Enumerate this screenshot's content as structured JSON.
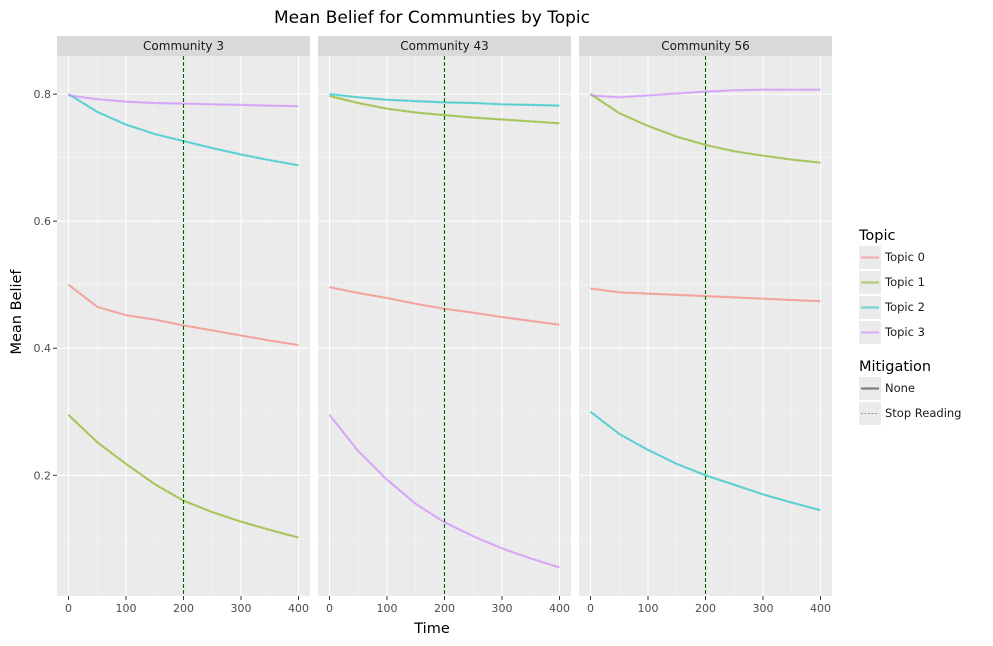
{
  "chart_data": {
    "type": "line",
    "title": "Mean Belief for Communties by Topic",
    "xlabel": "Time",
    "ylabel": "Mean Belief",
    "xlim": [
      -20,
      420
    ],
    "ylim": [
      0.01,
      0.86
    ],
    "x_ticks": [
      0,
      100,
      200,
      300,
      400
    ],
    "y_ticks": [
      0.2,
      0.4,
      0.6,
      0.8
    ],
    "vline_x": 200,
    "vline_color": "#006400",
    "grid": true,
    "legend_position": "right",
    "legends": [
      {
        "title": "Topic",
        "entries": [
          {
            "label": "Topic 0",
            "color": "#F8766D"
          },
          {
            "label": "Topic 1",
            "color": "#7CAE00"
          },
          {
            "label": "Topic 2",
            "color": "#00BFC4"
          },
          {
            "label": "Topic 3",
            "color": "#C77CFF"
          }
        ]
      },
      {
        "title": "Mitigation",
        "entries": [
          {
            "label": "None",
            "style": "solid"
          },
          {
            "label": "Stop Reading",
            "style": "dashed"
          }
        ]
      }
    ],
    "panels": [
      {
        "name": "Community 3",
        "series": [
          {
            "topic": "Topic 0",
            "x": [
              0,
              50,
              100,
              150,
              200,
              250,
              300,
              350,
              400
            ],
            "y": [
              0.5,
              0.465,
              0.452,
              0.445,
              0.436,
              0.428,
              0.42,
              0.412,
              0.405
            ]
          },
          {
            "topic": "Topic 1",
            "x": [
              0,
              50,
              100,
              150,
              200,
              250,
              300,
              350,
              400
            ],
            "y": [
              0.295,
              0.252,
              0.218,
              0.186,
              0.16,
              0.142,
              0.127,
              0.114,
              0.102
            ]
          },
          {
            "topic": "Topic 2",
            "x": [
              0,
              50,
              100,
              150,
              200,
              250,
              300,
              350,
              400
            ],
            "y": [
              0.8,
              0.772,
              0.752,
              0.737,
              0.726,
              0.715,
              0.705,
              0.696,
              0.688
            ]
          },
          {
            "topic": "Topic 3",
            "x": [
              0,
              50,
              100,
              150,
              200,
              250,
              300,
              350,
              400
            ],
            "y": [
              0.798,
              0.792,
              0.788,
              0.786,
              0.785,
              0.784,
              0.783,
              0.782,
              0.781
            ]
          }
        ]
      },
      {
        "name": "Community 43",
        "series": [
          {
            "topic": "Topic 0",
            "x": [
              0,
              50,
              100,
              150,
              200,
              250,
              300,
              350,
              400
            ],
            "y": [
              0.496,
              0.487,
              0.479,
              0.47,
              0.462,
              0.456,
              0.449,
              0.443,
              0.437
            ]
          },
          {
            "topic": "Topic 1",
            "x": [
              0,
              50,
              100,
              150,
              200,
              250,
              300,
              350,
              400
            ],
            "y": [
              0.797,
              0.786,
              0.777,
              0.771,
              0.767,
              0.763,
              0.76,
              0.757,
              0.754
            ]
          },
          {
            "topic": "Topic 2",
            "x": [
              0,
              50,
              100,
              150,
              200,
              250,
              300,
              350,
              400
            ],
            "y": [
              0.8,
              0.795,
              0.791,
              0.789,
              0.787,
              0.786,
              0.784,
              0.783,
              0.782
            ]
          },
          {
            "topic": "Topic 3",
            "x": [
              0,
              50,
              100,
              150,
              200,
              250,
              300,
              350,
              400
            ],
            "y": [
              0.295,
              0.238,
              0.193,
              0.155,
              0.126,
              0.104,
              0.085,
              0.069,
              0.055
            ]
          }
        ]
      },
      {
        "name": "Community 56",
        "series": [
          {
            "topic": "Topic 0",
            "x": [
              0,
              50,
              100,
              150,
              200,
              250,
              300,
              350,
              400
            ],
            "y": [
              0.494,
              0.488,
              0.486,
              0.484,
              0.482,
              0.48,
              0.478,
              0.476,
              0.474
            ]
          },
          {
            "topic": "Topic 1",
            "x": [
              0,
              50,
              100,
              150,
              200,
              250,
              300,
              350,
              400
            ],
            "y": [
              0.8,
              0.77,
              0.75,
              0.733,
              0.72,
              0.71,
              0.703,
              0.697,
              0.692
            ]
          },
          {
            "topic": "Topic 2",
            "x": [
              0,
              50,
              100,
              150,
              200,
              250,
              300,
              350,
              400
            ],
            "y": [
              0.3,
              0.265,
              0.24,
              0.218,
              0.2,
              0.185,
              0.17,
              0.157,
              0.145
            ]
          },
          {
            "topic": "Topic 3",
            "x": [
              0,
              50,
              100,
              150,
              200,
              250,
              300,
              350,
              400
            ],
            "y": [
              0.798,
              0.795,
              0.798,
              0.801,
              0.804,
              0.806,
              0.807,
              0.807,
              0.807
            ]
          }
        ]
      }
    ]
  }
}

^^^^^^^^

Repeat the full listing above exactly, with no pictures in the copy.

Enumerate this screenshot's content as structured JSON.
{
  "chart_data": {
    "type": "line",
    "title": "Mean Belief for Communties by Topic",
    "xlabel": "Time",
    "ylabel": "Mean Belief",
    "xlim": [
      -20,
      420
    ],
    "ylim": [
      0.01,
      0.86
    ],
    "x_ticks": [
      0,
      100,
      200,
      300,
      400
    ],
    "y_ticks": [
      0.2,
      0.4,
      0.6,
      0.8
    ],
    "vline_x": 200,
    "vline_color": "#006400",
    "grid": true,
    "legend_position": "right",
    "legends": [
      {
        "title": "Topic",
        "entries": [
          {
            "label": "Topic 0",
            "color": "#F8766D"
          },
          {
            "label": "Topic 1",
            "color": "#7CAE00"
          },
          {
            "label": "Topic 2",
            "color": "#00BFC4"
          },
          {
            "label": "Topic 3",
            "color": "#C77CFF"
          }
        ]
      },
      {
        "title": "Mitigation",
        "entries": [
          {
            "label": "None",
            "style": "solid"
          },
          {
            "label": "Stop Reading",
            "style": "dashed"
          }
        ]
      }
    ],
    "panels": [
      {
        "name": "Community 3",
        "series": [
          {
            "topic": "Topic 0",
            "x": [
              0,
              50,
              100,
              150,
              200,
              250,
              300,
              350,
              400
            ],
            "y": [
              0.5,
              0.465,
              0.452,
              0.445,
              0.436,
              0.428,
              0.42,
              0.412,
              0.405
            ]
          },
          {
            "topic": "Topic 1",
            "x": [
              0,
              50,
              100,
              150,
              200,
              250,
              300,
              350,
              400
            ],
            "y": [
              0.295,
              0.252,
              0.218,
              0.186,
              0.16,
              0.142,
              0.127,
              0.114,
              0.102
            ]
          },
          {
            "topic": "Topic 2",
            "x": [
              0,
              50,
              100,
              150,
              200,
              250,
              300,
              350,
              400
            ],
            "y": [
              0.8,
              0.772,
              0.752,
              0.737,
              0.726,
              0.715,
              0.705,
              0.696,
              0.688
            ]
          },
          {
            "topic": "Topic 3",
            "x": [
              0,
              50,
              100,
              150,
              200,
              250,
              300,
              350,
              400
            ],
            "y": [
              0.798,
              0.792,
              0.788,
              0.786,
              0.785,
              0.784,
              0.783,
              0.782,
              0.781
            ]
          }
        ]
      },
      {
        "name": "Community 43",
        "series": [
          {
            "topic": "Topic 0",
            "x": [
              0,
              50,
              100,
              150,
              200,
              250,
              300,
              350,
              400
            ],
            "y": [
              0.496,
              0.487,
              0.479,
              0.47,
              0.462,
              0.456,
              0.449,
              0.443,
              0.437
            ]
          },
          {
            "topic": "Topic 1",
            "x": [
              0,
              50,
              100,
              150,
              200,
              250,
              300,
              350,
              400
            ],
            "y": [
              0.797,
              0.786,
              0.777,
              0.771,
              0.767,
              0.763,
              0.76,
              0.757,
              0.754
            ]
          },
          {
            "topic": "Topic 2",
            "x": [
              0,
              50,
              100,
              150,
              200,
              250,
              300,
              350,
              400
            ],
            "y": [
              0.8,
              0.795,
              0.791,
              0.789,
              0.787,
              0.786,
              0.784,
              0.783,
              0.782
            ]
          },
          {
            "topic": "Topic 3",
            "x": [
              0,
              50,
              100,
              150,
              200,
              250,
              300,
              350,
              400
            ],
            "y": [
              0.295,
              0.238,
              0.193,
              0.155,
              0.126,
              0.104,
              0.085,
              0.069,
              0.055
            ]
          }
        ]
      },
      {
        "name": "Community 56",
        "series": [
          {
            "topic": "Topic 0",
            "x": [
              0,
              50,
              100,
              150,
              200,
              250,
              300,
              350,
              400
            ],
            "y": [
              0.494,
              0.488,
              0.486,
              0.484,
              0.482,
              0.48,
              0.478,
              0.476,
              0.474
            ]
          },
          {
            "topic": "Topic 1",
            "x": [
              0,
              50,
              100,
              150,
              200,
              250,
              300,
              350,
              400
            ],
            "y": [
              0.8,
              0.77,
              0.75,
              0.733,
              0.72,
              0.71,
              0.703,
              0.697,
              0.692
            ]
          },
          {
            "topic": "Topic 2",
            "x": [
              0,
              50,
              100,
              150,
              200,
              250,
              300,
              350,
              400
            ],
            "y": [
              0.3,
              0.265,
              0.24,
              0.218,
              0.2,
              0.185,
              0.17,
              0.157,
              0.145
            ]
          },
          {
            "topic": "Topic 3",
            "x": [
              0,
              50,
              100,
              150,
              200,
              250,
              300,
              350,
              400
            ],
            "y": [
              0.798,
              0.795,
              0.798,
              0.801,
              0.804,
              0.806,
              0.807,
              0.807,
              0.807
            ]
          }
        ]
      }
    ]
  }
}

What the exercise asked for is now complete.